Requirement =
Collect each line of the entries that holds the string "text".

The input =
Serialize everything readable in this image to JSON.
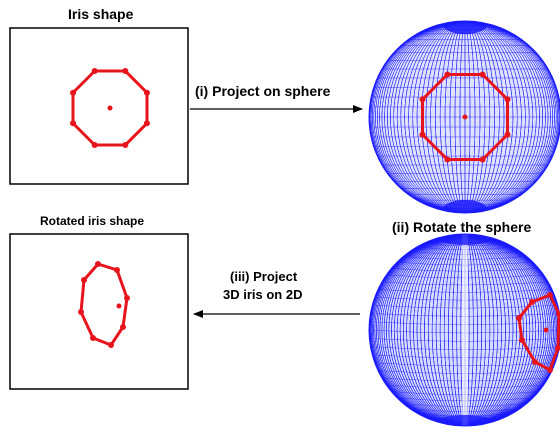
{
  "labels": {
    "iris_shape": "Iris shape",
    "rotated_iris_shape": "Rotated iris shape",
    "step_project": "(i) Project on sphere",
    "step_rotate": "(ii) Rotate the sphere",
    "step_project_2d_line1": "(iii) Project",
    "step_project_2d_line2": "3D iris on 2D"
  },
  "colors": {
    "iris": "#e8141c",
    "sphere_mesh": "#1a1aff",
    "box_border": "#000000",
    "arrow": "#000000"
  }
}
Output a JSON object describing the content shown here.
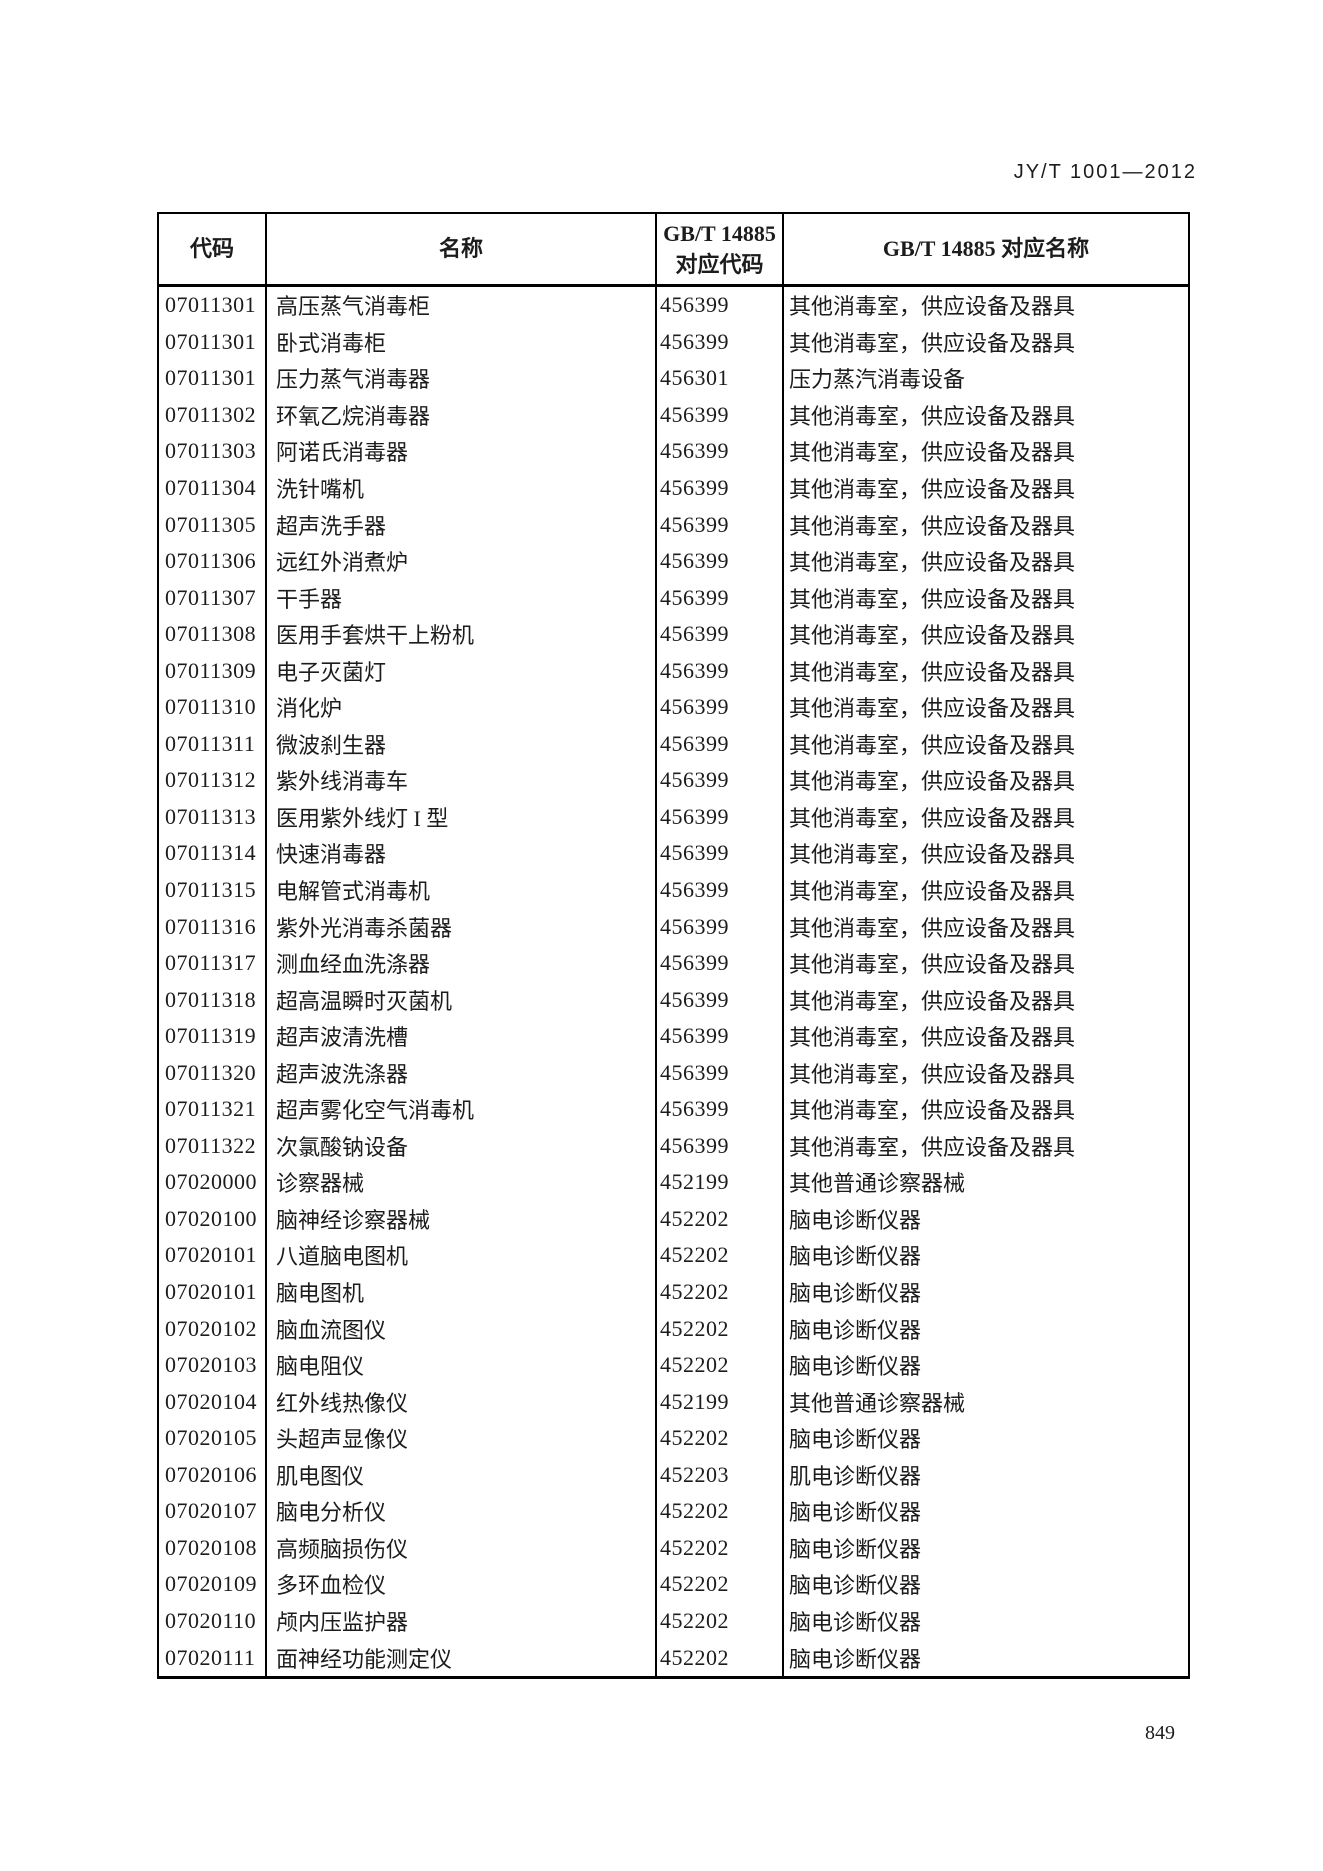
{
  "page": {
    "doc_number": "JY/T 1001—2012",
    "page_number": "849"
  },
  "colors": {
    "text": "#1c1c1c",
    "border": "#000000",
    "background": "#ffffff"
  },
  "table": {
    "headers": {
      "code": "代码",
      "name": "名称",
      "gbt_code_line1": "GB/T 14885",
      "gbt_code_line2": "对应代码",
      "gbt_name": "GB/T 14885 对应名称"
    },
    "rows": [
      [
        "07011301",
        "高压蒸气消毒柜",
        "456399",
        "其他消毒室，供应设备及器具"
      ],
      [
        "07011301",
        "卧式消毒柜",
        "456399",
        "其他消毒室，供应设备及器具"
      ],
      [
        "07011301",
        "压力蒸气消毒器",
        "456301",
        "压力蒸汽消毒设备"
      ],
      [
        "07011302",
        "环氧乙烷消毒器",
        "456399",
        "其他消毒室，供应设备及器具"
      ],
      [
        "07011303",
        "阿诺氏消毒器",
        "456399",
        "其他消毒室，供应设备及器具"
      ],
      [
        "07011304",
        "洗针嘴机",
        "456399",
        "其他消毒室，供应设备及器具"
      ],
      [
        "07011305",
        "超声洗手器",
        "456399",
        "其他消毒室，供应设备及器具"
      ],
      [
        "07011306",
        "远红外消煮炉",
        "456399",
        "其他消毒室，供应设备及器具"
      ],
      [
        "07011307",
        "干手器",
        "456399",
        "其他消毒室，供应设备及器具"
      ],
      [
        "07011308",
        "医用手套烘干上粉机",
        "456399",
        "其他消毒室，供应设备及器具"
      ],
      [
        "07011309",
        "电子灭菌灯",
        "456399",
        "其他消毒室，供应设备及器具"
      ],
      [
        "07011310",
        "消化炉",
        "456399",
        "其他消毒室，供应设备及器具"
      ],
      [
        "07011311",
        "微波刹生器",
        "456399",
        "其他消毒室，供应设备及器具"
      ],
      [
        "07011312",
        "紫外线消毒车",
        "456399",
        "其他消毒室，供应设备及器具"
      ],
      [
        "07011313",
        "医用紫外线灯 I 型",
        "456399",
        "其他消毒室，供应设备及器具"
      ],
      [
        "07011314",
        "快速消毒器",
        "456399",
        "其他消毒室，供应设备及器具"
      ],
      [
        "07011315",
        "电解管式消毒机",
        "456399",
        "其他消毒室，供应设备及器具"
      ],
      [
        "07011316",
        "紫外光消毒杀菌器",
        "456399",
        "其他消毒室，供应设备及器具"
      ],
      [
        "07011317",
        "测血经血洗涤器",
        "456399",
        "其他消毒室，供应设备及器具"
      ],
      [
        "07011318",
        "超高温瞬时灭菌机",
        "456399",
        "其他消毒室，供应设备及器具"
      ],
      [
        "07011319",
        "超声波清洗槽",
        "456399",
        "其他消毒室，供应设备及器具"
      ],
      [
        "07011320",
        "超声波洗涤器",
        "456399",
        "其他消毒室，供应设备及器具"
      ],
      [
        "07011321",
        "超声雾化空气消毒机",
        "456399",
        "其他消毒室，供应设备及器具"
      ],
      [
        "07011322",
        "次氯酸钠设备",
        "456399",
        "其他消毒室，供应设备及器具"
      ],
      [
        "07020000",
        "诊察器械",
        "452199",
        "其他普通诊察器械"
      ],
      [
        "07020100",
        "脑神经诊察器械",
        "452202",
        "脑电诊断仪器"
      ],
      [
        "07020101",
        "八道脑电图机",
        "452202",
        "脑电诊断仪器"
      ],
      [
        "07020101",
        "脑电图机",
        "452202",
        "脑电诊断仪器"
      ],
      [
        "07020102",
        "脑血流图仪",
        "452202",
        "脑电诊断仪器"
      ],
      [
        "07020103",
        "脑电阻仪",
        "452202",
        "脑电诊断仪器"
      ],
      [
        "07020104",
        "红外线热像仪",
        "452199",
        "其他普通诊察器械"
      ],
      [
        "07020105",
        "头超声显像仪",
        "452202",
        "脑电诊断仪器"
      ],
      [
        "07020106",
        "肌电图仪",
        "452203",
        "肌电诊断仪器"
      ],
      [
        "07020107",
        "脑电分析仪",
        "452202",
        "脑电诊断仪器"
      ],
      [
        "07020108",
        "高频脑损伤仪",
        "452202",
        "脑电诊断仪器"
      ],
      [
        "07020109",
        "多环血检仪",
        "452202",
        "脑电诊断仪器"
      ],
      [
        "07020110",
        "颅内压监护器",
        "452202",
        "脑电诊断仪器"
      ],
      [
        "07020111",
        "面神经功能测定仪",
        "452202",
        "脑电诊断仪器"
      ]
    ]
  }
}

* * *

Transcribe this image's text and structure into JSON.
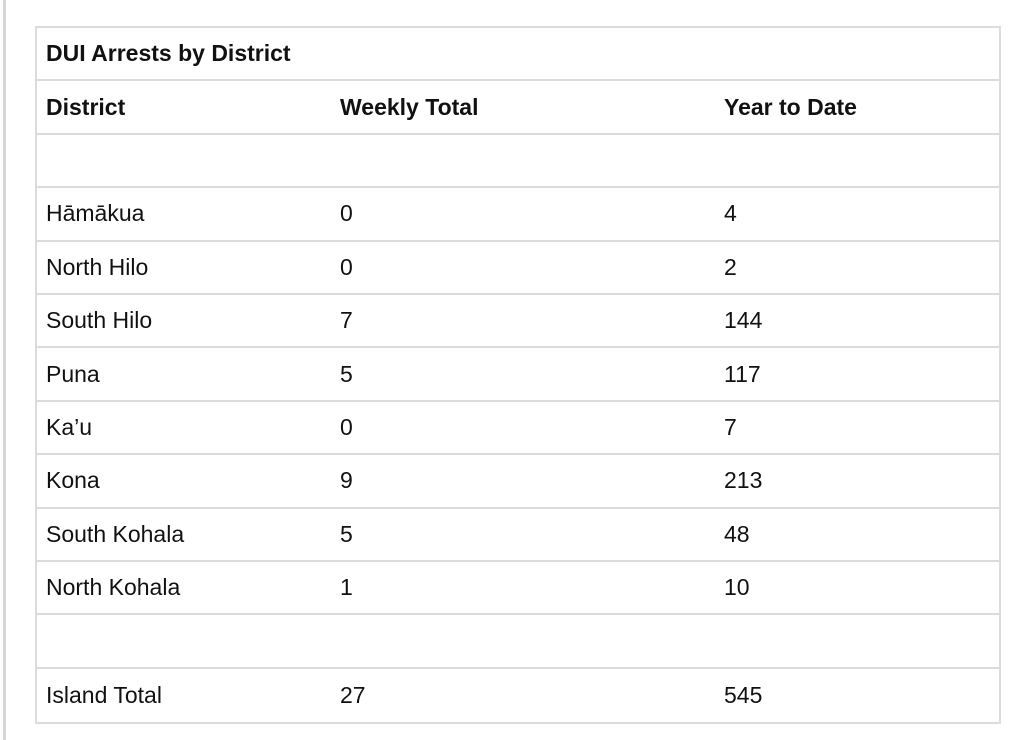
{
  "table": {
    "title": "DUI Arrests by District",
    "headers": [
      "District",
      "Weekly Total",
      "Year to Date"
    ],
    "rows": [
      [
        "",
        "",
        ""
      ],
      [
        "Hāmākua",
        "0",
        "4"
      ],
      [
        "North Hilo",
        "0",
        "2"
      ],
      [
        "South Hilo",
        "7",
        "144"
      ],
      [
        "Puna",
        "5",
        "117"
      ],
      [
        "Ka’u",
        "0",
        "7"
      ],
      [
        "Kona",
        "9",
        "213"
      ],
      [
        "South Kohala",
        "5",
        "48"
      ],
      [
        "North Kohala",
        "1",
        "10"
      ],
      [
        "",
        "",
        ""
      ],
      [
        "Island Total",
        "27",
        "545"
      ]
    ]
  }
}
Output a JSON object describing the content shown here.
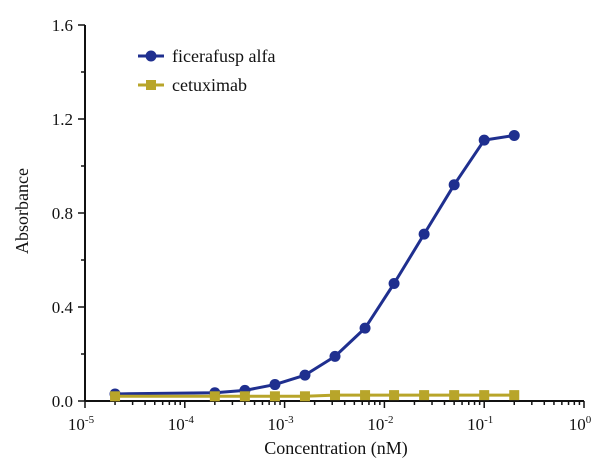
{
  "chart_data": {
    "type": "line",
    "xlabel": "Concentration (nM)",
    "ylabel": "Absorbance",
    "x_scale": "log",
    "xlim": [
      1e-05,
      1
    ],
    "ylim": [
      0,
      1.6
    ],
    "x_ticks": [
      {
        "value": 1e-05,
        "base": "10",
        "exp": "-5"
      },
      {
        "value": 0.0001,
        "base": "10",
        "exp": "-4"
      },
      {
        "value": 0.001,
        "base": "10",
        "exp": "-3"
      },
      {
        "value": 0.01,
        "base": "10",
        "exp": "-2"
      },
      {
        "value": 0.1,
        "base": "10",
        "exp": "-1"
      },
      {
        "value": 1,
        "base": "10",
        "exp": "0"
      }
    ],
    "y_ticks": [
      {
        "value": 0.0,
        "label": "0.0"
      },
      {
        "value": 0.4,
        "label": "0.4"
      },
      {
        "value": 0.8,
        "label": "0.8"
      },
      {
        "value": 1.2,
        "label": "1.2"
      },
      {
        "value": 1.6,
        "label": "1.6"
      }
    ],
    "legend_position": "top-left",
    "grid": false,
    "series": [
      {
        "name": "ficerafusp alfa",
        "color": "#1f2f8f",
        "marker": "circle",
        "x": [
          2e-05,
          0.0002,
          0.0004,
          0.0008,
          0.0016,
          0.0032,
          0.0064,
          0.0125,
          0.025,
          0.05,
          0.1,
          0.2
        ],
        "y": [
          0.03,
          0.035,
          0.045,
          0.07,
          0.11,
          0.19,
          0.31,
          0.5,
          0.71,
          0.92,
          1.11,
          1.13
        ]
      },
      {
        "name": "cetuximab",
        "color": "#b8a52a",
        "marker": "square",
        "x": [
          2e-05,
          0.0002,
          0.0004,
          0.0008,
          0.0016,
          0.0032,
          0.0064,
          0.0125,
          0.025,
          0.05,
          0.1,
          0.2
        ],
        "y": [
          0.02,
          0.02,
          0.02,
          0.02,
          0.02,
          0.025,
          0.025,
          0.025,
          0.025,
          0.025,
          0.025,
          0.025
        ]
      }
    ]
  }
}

...

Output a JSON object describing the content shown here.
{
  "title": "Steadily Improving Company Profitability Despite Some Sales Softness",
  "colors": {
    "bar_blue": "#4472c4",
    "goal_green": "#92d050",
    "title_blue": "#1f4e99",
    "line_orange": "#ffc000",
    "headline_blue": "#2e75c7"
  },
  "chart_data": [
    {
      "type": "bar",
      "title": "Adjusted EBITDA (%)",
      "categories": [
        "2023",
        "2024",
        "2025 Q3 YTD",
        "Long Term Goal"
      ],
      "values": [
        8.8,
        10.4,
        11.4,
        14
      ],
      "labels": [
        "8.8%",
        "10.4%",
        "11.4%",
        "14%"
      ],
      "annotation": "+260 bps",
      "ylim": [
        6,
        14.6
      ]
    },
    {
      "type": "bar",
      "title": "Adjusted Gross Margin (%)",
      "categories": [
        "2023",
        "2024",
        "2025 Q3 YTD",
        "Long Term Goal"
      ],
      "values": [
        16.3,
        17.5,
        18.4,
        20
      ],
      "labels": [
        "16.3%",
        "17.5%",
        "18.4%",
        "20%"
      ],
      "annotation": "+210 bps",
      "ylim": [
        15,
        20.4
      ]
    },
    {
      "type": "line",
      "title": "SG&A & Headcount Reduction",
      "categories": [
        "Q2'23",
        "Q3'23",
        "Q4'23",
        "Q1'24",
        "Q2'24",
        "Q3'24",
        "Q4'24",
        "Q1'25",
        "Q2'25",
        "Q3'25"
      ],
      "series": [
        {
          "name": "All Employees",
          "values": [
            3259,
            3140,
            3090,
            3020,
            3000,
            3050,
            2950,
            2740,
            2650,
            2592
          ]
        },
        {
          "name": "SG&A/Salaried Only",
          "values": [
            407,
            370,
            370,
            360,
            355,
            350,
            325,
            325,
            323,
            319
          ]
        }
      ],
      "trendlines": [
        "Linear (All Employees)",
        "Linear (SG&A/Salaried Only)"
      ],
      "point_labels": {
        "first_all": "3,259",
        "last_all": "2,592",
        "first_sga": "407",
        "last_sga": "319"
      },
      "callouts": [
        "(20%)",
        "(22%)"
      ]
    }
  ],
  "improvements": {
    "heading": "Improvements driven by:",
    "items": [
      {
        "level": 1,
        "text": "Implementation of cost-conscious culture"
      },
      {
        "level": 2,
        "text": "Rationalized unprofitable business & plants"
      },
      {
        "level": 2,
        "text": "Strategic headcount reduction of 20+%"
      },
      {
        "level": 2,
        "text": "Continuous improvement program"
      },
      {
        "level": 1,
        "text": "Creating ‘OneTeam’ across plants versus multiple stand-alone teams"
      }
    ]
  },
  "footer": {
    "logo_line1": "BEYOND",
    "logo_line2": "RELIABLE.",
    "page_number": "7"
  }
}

Written solution =
    "text": "#1c1c1c",
Transcribe this image's text and structure into JSON.
        "text": "Implementation of cost-conscious culture"
        "text": "Rationalized unprofitable business & plants"
        "text": "Strategic headcount reduction of 20+%"
        "text": "Continuous improvement program"
        "text": "Creating ‘OneTeam’ across plants versus multiple stand-alone teams"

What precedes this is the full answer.